__Aim of the exercise__
Can you transcribe every line exactly and leave the pictures behind?

__Record excerpts__
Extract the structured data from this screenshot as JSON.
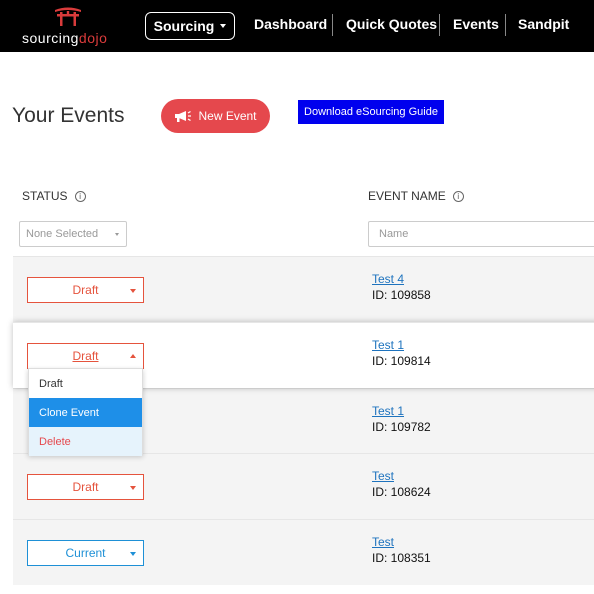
{
  "brand": {
    "name_part1": "sourcing",
    "name_part2": "dojo",
    "accent": "#d93b3b"
  },
  "nav": {
    "sourcing_label": "Sourcing",
    "links": [
      "Dashboard",
      "Quick Quotes",
      "Events",
      "Sandpit"
    ]
  },
  "header": {
    "title": "Your Events",
    "new_event_label": "New Event",
    "guide_label": "Download eSourcing Guide"
  },
  "columns": {
    "status": "STATUS",
    "event_name": "EVENT NAME"
  },
  "filters": {
    "status_selected": "None Selected",
    "name_placeholder": "Name"
  },
  "events": [
    {
      "status": "Draft",
      "name": "Test 4",
      "id": "ID: 109858"
    },
    {
      "status": "Draft",
      "name": "Test 1",
      "id": "ID: 109814"
    },
    {
      "status": "",
      "name": "Test 1",
      "id": "ID: 109782"
    },
    {
      "status": "Draft",
      "name": "Test",
      "id": "ID: 108624"
    },
    {
      "status": "Current",
      "name": "Test",
      "id": "ID: 108351"
    }
  ],
  "dropdown_menu": {
    "items": [
      "Draft",
      "Clone Event",
      "Delete"
    ],
    "active": "Clone Event"
  },
  "colors": {
    "draft": "#e5533d",
    "current": "#1e90d6",
    "new_event": "#e5484d",
    "guide": "#0000ee"
  },
  "icons": {
    "brand": "torii-gate-icon",
    "new_event": "megaphone-icon",
    "info": "info-icon"
  }
}
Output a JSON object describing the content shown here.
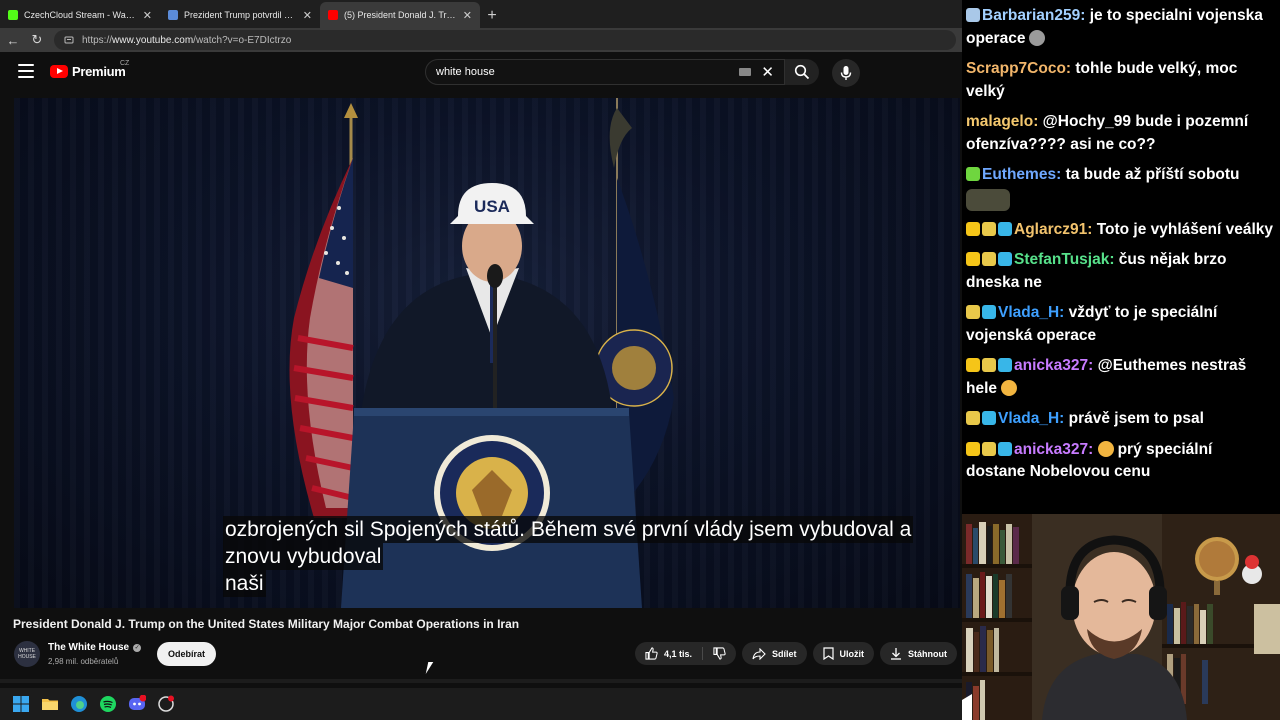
{
  "browser": {
    "tabs": [
      {
        "title": "CzechCloud Stream - Watch Live o",
        "favicon_color": "#53fc18",
        "active": false
      },
      {
        "title": "Prezident Trump potvrdil vojenský",
        "favicon_color": "#5b8bd8",
        "active": false
      },
      {
        "title": "(5) President Donald J. Trump on t",
        "favicon_color": "#ff0000",
        "active": true
      }
    ],
    "new_tab": "+",
    "url_prefix": "https://",
    "url_host": "www.youtube.com",
    "url_path": "/watch?v=o-E7DIctrzo"
  },
  "youtube": {
    "logo_text": "Premium",
    "region": "CZ",
    "search_value": "white house",
    "subtitles": [
      "ozbrojených sil Spojených států.  Během své první vlády jsem vybudoval a",
      "znovu vybudoval",
      "naši"
    ],
    "video_title": "President Donald J. Trump on the United States Military Major Combat Operations in Iran",
    "channel_name": "The White House",
    "subscribers": "2,98 mil. odběratelů",
    "subscribe_label": "Odebírat",
    "likes": "4,1 tis.",
    "share_label": "Sdílet",
    "save_label": "Uložit",
    "download_label": "Stáhnout",
    "podium_text": "USA"
  },
  "chat": [
    {
      "user": "Barbarian259",
      "color": "#a2d0ff",
      "text": "je to specialni vojenska operace",
      "badges": [
        "#a9c8e8"
      ],
      "emote": "#9a9a9a"
    },
    {
      "user": "Scrapp7Coco",
      "color": "#f2b66b",
      "text": "tohle bude velký, moc velký",
      "badges": [],
      "emote": ""
    },
    {
      "user": "malagelo",
      "color": "#f4c86e",
      "text": "@Hochy_99 bude i pozemní ofenzíva???? asi ne co??",
      "badges": [],
      "emote": ""
    },
    {
      "user": "Euthemes",
      "color": "#6fa8ff",
      "text": "ta bude až příští sobotu",
      "badges": [
        "#6fd63f"
      ],
      "emote": "#4b4b3a"
    },
    {
      "user": "Aglarcz91",
      "color": "#f2c36d",
      "text": "Toto je vyhlášení veálky",
      "badges": [
        "#f5c518",
        "#e8c84a",
        "#38b6e8"
      ],
      "emote": ""
    },
    {
      "user": "StefanTusjak",
      "color": "#57e08a",
      "text": "čus nějak brzo dneska ne",
      "badges": [
        "#f5c518",
        "#e8c84a",
        "#38b6e8"
      ],
      "emote": ""
    },
    {
      "user": "Vlada_H",
      "color": "#3ea0ff",
      "text": "vždyť to je speciální vojenská operace",
      "badges": [
        "#e8c84a",
        "#38b6e8"
      ],
      "emote": ""
    },
    {
      "user": "anicka327",
      "color": "#c77bff",
      "text": "@Euthemes nestraš hele",
      "badges": [
        "#f5c518",
        "#e8c84a",
        "#38b6e8"
      ],
      "emote": "#f2b540"
    },
    {
      "user": "Vlada_H",
      "color": "#3ea0ff",
      "text": "právě jsem to psal",
      "badges": [
        "#e8c84a",
        "#38b6e8"
      ],
      "emote": ""
    },
    {
      "user": "anicka327",
      "color": "#c77bff",
      "text": "prý speciální dostane Nobelovou cenu",
      "badges": [
        "#f5c518",
        "#e8c84a",
        "#38b6e8"
      ],
      "emote_before": "#f2b540"
    }
  ],
  "taskbar": {
    "icons": [
      "windows-start",
      "file-explorer",
      "edge-browser",
      "spotify",
      "discord",
      "app"
    ],
    "discord_badge": "91"
  }
}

__Solution for this task__
Extract the structured data from this screenshot as JSON.
{
  "brand": {
    "name_part1": "sourcing",
    "name_part2": "dojo",
    "accent": "#d93b3b"
  },
  "nav": {
    "sourcing_label": "Sourcing",
    "links": [
      "Dashboard",
      "Quick Quotes",
      "Events",
      "Sandpit"
    ]
  },
  "header": {
    "title": "Your Events",
    "new_event_label": "New Event",
    "guide_label": "Download eSourcing Guide"
  },
  "columns": {
    "status": "STATUS",
    "event_name": "EVENT NAME"
  },
  "filters": {
    "status_selected": "None Selected",
    "name_placeholder": "Name"
  },
  "events": [
    {
      "status": "Draft",
      "name": "Test 4",
      "id": "ID: 109858"
    },
    {
      "status": "Draft",
      "name": "Test 1",
      "id": "ID: 109814"
    },
    {
      "status": "",
      "name": "Test 1",
      "id": "ID: 109782"
    },
    {
      "status": "Draft",
      "name": "Test",
      "id": "ID: 108624"
    },
    {
      "status": "Current",
      "name": "Test",
      "id": "ID: 108351"
    }
  ],
  "dropdown_menu": {
    "items": [
      "Draft",
      "Clone Event",
      "Delete"
    ],
    "active": "Clone Event"
  },
  "colors": {
    "draft": "#e5533d",
    "current": "#1e90d6",
    "new_event": "#e5484d",
    "guide": "#0000ee"
  },
  "icons": {
    "brand": "torii-gate-icon",
    "new_event": "megaphone-icon",
    "info": "info-icon"
  }
}
Output a JSON object describing the content shown here.
{
  "browser": {
    "tabs": [
      {
        "title": "CzechCloud Stream - Watch Live o",
        "favicon_color": "#53fc18",
        "active": false
      },
      {
        "title": "Prezident Trump potvrdil vojenský",
        "favicon_color": "#5b8bd8",
        "active": false
      },
      {
        "title": "(5) President Donald J. Trump on t",
        "favicon_color": "#ff0000",
        "active": true
      }
    ],
    "new_tab": "+",
    "url_prefix": "https://",
    "url_host": "www.youtube.com",
    "url_path": "/watch?v=o-E7DIctrzo"
  },
  "youtube": {
    "logo_text": "Premium",
    "region": "CZ",
    "search_value": "white house",
    "subtitles": [
      "ozbrojených sil Spojených států.  Během své první vlády jsem vybudoval a",
      "znovu vybudoval",
      "naši"
    ],
    "video_title": "President Donald J. Trump on the United States Military Major Combat Operations in Iran",
    "channel_name": "The White House",
    "subscribers": "2,98 mil. odběratelů",
    "subscribe_label": "Odebírat",
    "likes": "4,1 tis.",
    "share_label": "Sdílet",
    "save_label": "Uložit",
    "download_label": "Stáhnout",
    "podium_text": "USA"
  },
  "chat": [
    {
      "user": "Barbarian259",
      "color": "#a2d0ff",
      "text": "je to specialni vojenska operace",
      "badges": [
        "#a9c8e8"
      ],
      "emote": "#9a9a9a"
    },
    {
      "user": "Scrapp7Coco",
      "color": "#f2b66b",
      "text": "tohle bude velký, moc velký",
      "badges": [],
      "emote": ""
    },
    {
      "user": "malagelo",
      "color": "#f4c86e",
      "text": "@Hochy_99 bude i pozemní ofenzíva???? asi ne co??",
      "badges": [],
      "emote": ""
    },
    {
      "user": "Euthemes",
      "color": "#6fa8ff",
      "text": "ta bude až příští sobotu",
      "badges": [
        "#6fd63f"
      ],
      "emote": "#4b4b3a"
    },
    {
      "user": "Aglarcz91",
      "color": "#f2c36d",
      "text": "Toto je vyhlášení veálky",
      "badges": [
        "#f5c518",
        "#e8c84a",
        "#38b6e8"
      ],
      "emote": ""
    },
    {
      "user": "StefanTusjak",
      "color": "#57e08a",
      "text": "čus nějak brzo dneska ne",
      "badges": [
        "#f5c518",
        "#e8c84a",
        "#38b6e8"
      ],
      "emote": ""
    },
    {
      "user": "Vlada_H",
      "color": "#3ea0ff",
      "text": "vždyť to je speciální vojenská operace",
      "badges": [
        "#e8c84a",
        "#38b6e8"
      ],
      "emote": ""
    },
    {
      "user": "anicka327",
      "color": "#c77bff",
      "text": "@Euthemes nestraš hele",
      "badges": [
        "#f5c518",
        "#e8c84a",
        "#38b6e8"
      ],
      "emote": "#f2b540"
    },
    {
      "user": "Vlada_H",
      "color": "#3ea0ff",
      "text": "právě jsem to psal",
      "badges": [
        "#e8c84a",
        "#38b6e8"
      ],
      "emote": ""
    },
    {
      "user": "anicka327",
      "color": "#c77bff",
      "text": "prý speciální dostane Nobelovou cenu",
      "badges": [
        "#f5c518",
        "#e8c84a",
        "#38b6e8"
      ],
      "emote_before": "#f2b540"
    }
  ],
  "taskbar": {
    "icons": [
      "windows-start",
      "file-explorer",
      "edge-browser",
      "spotify",
      "discord",
      "app"
    ],
    "discord_badge": "91"
  }
}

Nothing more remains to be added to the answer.